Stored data
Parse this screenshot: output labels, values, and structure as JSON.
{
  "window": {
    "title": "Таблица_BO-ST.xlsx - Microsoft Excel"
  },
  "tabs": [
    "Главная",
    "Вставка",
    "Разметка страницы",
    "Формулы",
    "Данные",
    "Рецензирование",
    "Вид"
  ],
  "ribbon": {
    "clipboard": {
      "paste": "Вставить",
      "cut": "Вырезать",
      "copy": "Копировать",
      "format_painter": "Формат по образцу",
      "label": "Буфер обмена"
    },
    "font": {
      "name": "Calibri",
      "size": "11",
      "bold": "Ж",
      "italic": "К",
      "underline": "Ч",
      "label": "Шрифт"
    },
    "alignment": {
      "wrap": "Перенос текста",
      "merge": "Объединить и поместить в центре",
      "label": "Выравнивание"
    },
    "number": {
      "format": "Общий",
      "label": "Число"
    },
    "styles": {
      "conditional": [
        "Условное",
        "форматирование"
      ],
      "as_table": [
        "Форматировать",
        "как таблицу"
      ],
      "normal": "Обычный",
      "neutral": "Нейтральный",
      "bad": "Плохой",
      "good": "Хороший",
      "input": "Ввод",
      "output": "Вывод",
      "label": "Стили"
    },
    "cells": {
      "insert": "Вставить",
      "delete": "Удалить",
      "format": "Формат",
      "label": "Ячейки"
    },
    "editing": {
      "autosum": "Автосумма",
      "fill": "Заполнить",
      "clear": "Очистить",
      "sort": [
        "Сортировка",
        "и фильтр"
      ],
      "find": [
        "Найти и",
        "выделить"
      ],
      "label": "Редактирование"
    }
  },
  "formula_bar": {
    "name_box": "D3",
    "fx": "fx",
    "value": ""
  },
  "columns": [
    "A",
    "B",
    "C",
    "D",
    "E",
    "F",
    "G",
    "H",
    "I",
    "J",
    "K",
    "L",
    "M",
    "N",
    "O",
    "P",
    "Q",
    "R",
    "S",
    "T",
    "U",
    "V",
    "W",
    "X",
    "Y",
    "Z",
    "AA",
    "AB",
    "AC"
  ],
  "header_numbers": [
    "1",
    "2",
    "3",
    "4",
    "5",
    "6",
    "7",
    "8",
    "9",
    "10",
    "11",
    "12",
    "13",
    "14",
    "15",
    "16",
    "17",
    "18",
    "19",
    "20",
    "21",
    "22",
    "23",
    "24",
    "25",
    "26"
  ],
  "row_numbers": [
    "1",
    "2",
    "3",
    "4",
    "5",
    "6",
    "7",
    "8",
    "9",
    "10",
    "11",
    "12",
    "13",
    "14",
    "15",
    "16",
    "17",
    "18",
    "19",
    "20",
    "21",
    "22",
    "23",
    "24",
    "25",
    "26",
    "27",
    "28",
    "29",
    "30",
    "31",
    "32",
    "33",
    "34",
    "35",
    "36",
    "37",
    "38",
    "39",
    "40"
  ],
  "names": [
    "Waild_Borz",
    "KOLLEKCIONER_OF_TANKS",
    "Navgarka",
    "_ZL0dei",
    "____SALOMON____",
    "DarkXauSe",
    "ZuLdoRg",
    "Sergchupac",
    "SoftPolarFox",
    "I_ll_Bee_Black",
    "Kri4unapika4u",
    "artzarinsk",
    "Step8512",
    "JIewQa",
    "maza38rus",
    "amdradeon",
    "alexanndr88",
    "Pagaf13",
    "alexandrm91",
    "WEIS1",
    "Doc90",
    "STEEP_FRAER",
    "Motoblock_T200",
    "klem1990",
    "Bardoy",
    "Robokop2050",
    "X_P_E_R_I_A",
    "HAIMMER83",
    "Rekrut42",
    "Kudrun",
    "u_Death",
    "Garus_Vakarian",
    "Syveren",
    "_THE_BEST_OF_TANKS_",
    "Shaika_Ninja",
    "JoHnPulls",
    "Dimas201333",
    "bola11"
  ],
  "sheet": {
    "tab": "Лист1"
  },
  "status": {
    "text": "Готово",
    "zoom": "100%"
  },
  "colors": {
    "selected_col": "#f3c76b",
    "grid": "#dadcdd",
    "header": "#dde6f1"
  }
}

The problem: Check each line of the entries above for the word "output". List the ones that have it.

Complete response:
Parse this screenshot: output labels, values, and structure as JSON.
      "output": "Вывод",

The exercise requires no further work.